Esule, sopravvissuto, pittore mancato, è stato contrabbandiere e venditore di libri. Poi sono arrivati i romanzi, il giornalismo e la politica. Insieme a un’ossessione: fermare il comunismo
NONOSTANTE viva nella fluviale evocazione di un passato che non passa, Enzo Bettiza, classe 1927, dice di fregarsene dell’anima slava. E io che gli siedo di fronte penso che sia vero e che in lui non ci sia nulla di dissipativo, di incauto, di nostalgico. I suoi pensieri sembrano uscire da qualche porta laterale della Mitteleuropa. Mi ricordano quei personaggi dostoevskiani ammaestrati da una sobria e distaccata vecchiaia. Come quella di Peter Jarkovic, protagonista del suo ultimo romanzo: La distrazione, dove ancora una volta egli rilegge il secolo che si è chiuso: “Come fosse un dono, una tragedia, un’ossessione da ripercorrere con la parola scritta”, precisa con voce scandita.

Una parola scritta e divisa tra romanzo e giornalismo. Quale ha contato di più?
Non farei una distinzione, se non di genere. Per un esule, quale sono stato, la parola era il solo modo per difendere la mia identità. Sono nato a Spalato. Ho avuto un’infanzia privilegiata. La famiglia era ricca. Un nonno industriale del cemento. Poi la guerra. I rivolgimenti. La rapida fine di un mondo. Il mio mondo. Conoscevo il tedesco, il croato, l’italiano. In casa si parlava veneto. La Dalmazia aveva avuto una lunga storia con Venezia. La marina della Serenissima era composta di istriani e dalmati. Mi affascinavano le mescolanze di lingue, di storie e di uomini. Poi la felicità venne meno. Mi ammalai. Scoprendo, improvvisamente, il senso della precarietà“.

Ti ammalasti di cosa?
Polmoni. Restai a letto durante tutta la primavera e l’estate del 1942. Tra la vita e la morte. Avevo 15 anni. Lessi Delitto e castigo . La febbre mi divorava. Alla fine il dottor Janovic riuscì a curare la pleurite. L’ultima volta che lo vidi mi disse: dovresti leggere Tolstoj. Lascia Dostoevskij ai desideri più complicati. Avrei scoperto in seguito il senso di quella frase “.

Avevi una vocazione letteraria?
Non so cosa avessi. Sentivo che la morte mi aveva sfiorato. Ero un sopravvissuto. Altre prove sarebbero giunte negli anni successivi“.

* [Contenuto delle righe]

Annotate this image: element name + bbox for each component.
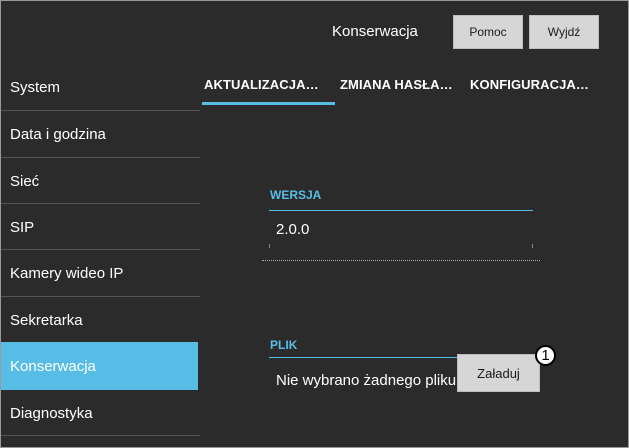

* * *

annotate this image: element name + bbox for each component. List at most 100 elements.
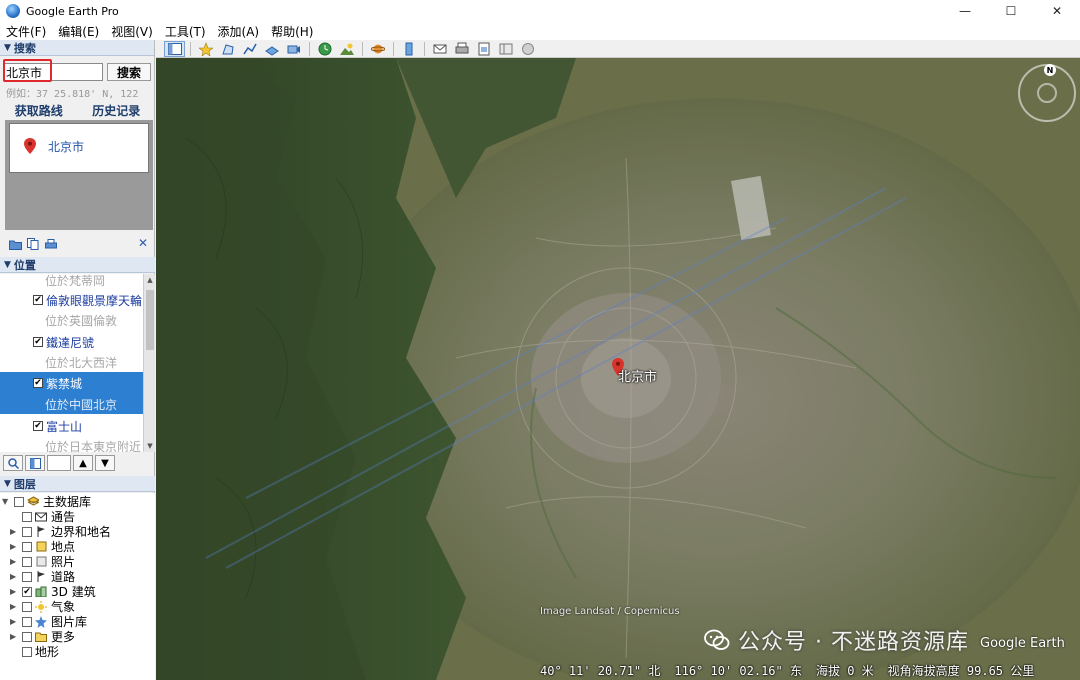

--

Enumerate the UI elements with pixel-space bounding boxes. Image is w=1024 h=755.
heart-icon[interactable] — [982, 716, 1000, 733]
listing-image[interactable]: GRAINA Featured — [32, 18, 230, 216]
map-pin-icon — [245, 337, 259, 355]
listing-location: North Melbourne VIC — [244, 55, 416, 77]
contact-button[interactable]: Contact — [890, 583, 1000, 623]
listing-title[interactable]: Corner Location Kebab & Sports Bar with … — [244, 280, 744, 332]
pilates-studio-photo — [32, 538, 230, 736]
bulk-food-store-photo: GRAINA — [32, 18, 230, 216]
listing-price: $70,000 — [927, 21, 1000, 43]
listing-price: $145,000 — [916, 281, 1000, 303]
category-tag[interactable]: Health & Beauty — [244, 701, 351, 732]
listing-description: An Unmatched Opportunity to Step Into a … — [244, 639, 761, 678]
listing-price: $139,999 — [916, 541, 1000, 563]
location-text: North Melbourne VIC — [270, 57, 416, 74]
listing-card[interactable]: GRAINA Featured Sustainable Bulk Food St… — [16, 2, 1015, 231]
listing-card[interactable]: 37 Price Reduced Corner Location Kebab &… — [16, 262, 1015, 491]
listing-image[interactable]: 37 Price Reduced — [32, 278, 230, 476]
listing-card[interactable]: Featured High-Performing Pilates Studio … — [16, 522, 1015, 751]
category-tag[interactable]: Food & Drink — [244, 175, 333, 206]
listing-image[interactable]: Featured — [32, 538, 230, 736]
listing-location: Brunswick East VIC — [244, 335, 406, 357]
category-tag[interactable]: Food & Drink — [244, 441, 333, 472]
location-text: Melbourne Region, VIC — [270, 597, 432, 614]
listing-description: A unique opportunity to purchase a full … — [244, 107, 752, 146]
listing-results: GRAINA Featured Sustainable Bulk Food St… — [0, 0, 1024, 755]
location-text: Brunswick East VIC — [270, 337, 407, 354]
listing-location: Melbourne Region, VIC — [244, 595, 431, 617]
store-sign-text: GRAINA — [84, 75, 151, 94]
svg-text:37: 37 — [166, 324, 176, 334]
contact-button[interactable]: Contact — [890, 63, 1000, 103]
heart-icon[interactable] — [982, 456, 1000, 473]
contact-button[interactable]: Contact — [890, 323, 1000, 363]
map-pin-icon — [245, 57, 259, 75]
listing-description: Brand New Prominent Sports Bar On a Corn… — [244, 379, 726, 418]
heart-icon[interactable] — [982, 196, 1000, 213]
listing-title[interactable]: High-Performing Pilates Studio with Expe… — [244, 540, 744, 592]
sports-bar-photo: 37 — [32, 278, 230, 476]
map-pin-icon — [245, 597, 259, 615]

* [Compiti da svolgere]
(a) In quale città dice di essere nato Enzo Bettiza nell'intervista?
(b) Aggiorna il passo dell'intervista a Enzo Bettiza che si apre con le parole "Non farei una" e si chiude con "ammalasti di cosa?", mettendo "Zara" al posto di "Spalato".
(c) Scrivi il seguito dell'intervista a Enzo Bettiza, cominciando dopo l'ultima risposta riportata.

* [Risposte finali]
(a) A Spalato.

(b)
Non farei una distinzione, se non di genere. Per un esule, quale sono stato, la parola era il solo modo per difendere la mia identità. Sono nato a Zara. Ho avuto un’infanzia privilegiata. La famiglia era ricca. Un nonno industriale del cemento. Poi la guerra. I rivolgimenti. La rapida fine di un mondo. Il mio mondo. Conoscevo il tedesco, il croato, l’italiano. In casa si parlava veneto. La Dalmazia aveva avuto una lunga storia con Venezia. La marina della Serenissima era composta di istriani e dalmati. Mi affascinavano le mescolanze di lingue, di storie e di uomini. Poi la felicità venne meno. Mi ammalai. Scoprendo, improvvisamente, il senso della precarietà“.

Ti ammalasti di cosa?

(c)
Quali?
La guerra in un miscuglio di orrori aveva travolto villaggi e città. Portammo le nostre cose, quel poco che restava della florida attività imprenditoriale, fuori dall’influenza comunista. E di Tito. Furono mio padre e mio fratello a prendere la decisione di trasferirsi in Italia. Mia madre e mia sorella si adeguarono. A me, sinceramente, non interessava impegnarmi nel loro lavoro. Vidi nella mia famiglia, che era stata per lungo tempo importante, i rovesci della fortuna e i tratti del fallimento“.

Cosa facesti?
Il mio sogno era dipingere, disegnare. Mi ero messo in testa di voler conoscere De Chirico, anche lui, a suo modo, un esule. Arrivammo a Bari. Ci misero in un campo profughi allestito dagli inglesi. Fu dura. E quando da Bari mi trasferii a Roma riuscii a iscrivermi all’Accademia delle Belle Arti. In quel primo anno di frequentazione notai una figura femminile piuttosto procace. Una bellezza pop con un codazzo di giovani appresso. Seppi in seguito che era Gina Lollobrigida“.

Tentasti qualche approccio?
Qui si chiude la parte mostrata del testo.